■ **EXERCISE PROMPT**:
Exact wording is required for every entry; transcribe all of them and leave the images out.

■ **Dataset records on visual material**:
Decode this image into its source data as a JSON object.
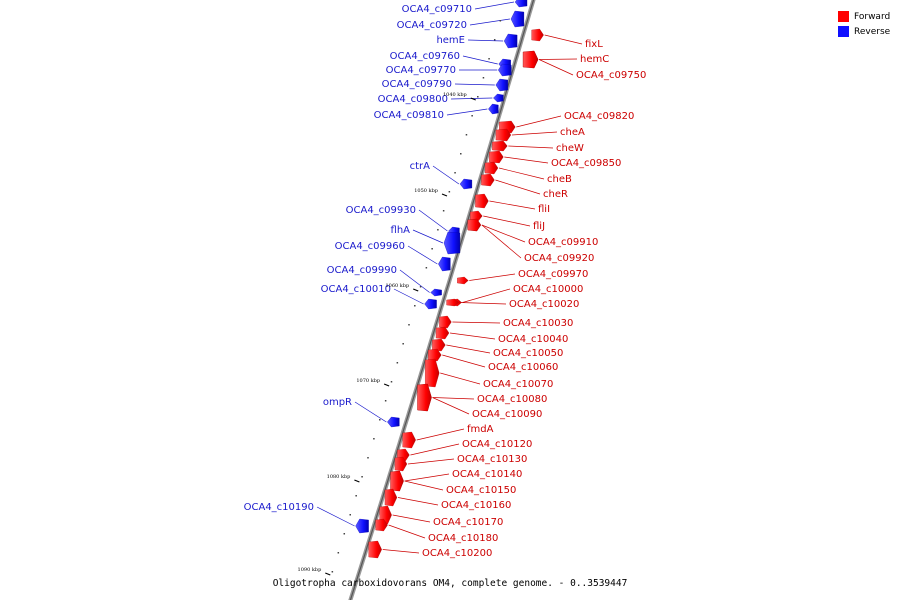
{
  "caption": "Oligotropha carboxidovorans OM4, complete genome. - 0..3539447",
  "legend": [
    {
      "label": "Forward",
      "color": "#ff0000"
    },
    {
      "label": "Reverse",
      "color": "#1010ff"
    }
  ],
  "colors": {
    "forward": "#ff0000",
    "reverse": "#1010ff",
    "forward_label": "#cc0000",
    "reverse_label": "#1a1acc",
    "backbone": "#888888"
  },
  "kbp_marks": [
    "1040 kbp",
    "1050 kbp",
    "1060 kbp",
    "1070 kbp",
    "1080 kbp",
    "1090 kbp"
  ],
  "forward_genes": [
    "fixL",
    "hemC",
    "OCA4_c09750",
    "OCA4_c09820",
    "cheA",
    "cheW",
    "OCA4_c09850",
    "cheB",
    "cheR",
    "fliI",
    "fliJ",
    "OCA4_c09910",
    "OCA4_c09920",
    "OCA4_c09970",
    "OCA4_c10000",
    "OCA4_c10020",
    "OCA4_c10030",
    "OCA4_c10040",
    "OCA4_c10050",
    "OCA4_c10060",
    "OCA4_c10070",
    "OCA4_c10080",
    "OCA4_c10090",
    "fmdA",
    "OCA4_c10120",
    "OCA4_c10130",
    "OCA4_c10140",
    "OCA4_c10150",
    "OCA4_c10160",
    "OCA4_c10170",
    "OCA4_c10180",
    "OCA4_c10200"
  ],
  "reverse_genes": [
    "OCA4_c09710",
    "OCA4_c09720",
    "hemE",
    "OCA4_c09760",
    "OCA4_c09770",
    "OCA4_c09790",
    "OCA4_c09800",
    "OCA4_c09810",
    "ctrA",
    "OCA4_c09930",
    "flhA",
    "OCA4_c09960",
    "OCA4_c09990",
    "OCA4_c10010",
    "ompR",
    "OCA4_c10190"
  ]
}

■ **SOLUTION BELOW**:
Decode this image into its source data as a JSON object.
{
  "caption": "Oligotropha carboxidovorans OM4, complete genome. - 0..3539447",
  "legend": [
    {
      "label": "Forward",
      "color": "#ff0000"
    },
    {
      "label": "Reverse",
      "color": "#1010ff"
    }
  ],
  "colors": {
    "forward": "#ff0000",
    "reverse": "#1010ff",
    "forward_label": "#cc0000",
    "reverse_label": "#1a1acc",
    "backbone": "#888888"
  },
  "kbp_marks": [
    "1040 kbp",
    "1050 kbp",
    "1060 kbp",
    "1070 kbp",
    "1080 kbp",
    "1090 kbp"
  ],
  "forward_genes": [
    "fixL",
    "hemC",
    "OCA4_c09750",
    "OCA4_c09820",
    "cheA",
    "cheW",
    "OCA4_c09850",
    "cheB",
    "cheR",
    "fliI",
    "fliJ",
    "OCA4_c09910",
    "OCA4_c09920",
    "OCA4_c09970",
    "OCA4_c10000",
    "OCA4_c10020",
    "OCA4_c10030",
    "OCA4_c10040",
    "OCA4_c10050",
    "OCA4_c10060",
    "OCA4_c10070",
    "OCA4_c10080",
    "OCA4_c10090",
    "fmdA",
    "OCA4_c10120",
    "OCA4_c10130",
    "OCA4_c10140",
    "OCA4_c10150",
    "OCA4_c10160",
    "OCA4_c10170",
    "OCA4_c10180",
    "OCA4_c10200"
  ],
  "reverse_genes": [
    "OCA4_c09710",
    "OCA4_c09720",
    "hemE",
    "OCA4_c09760",
    "OCA4_c09770",
    "OCA4_c09790",
    "OCA4_c09800",
    "OCA4_c09810",
    "ctrA",
    "OCA4_c09930",
    "flhA",
    "OCA4_c09960",
    "OCA4_c09990",
    "OCA4_c10010",
    "ompR",
    "OCA4_c10190"
  ]
}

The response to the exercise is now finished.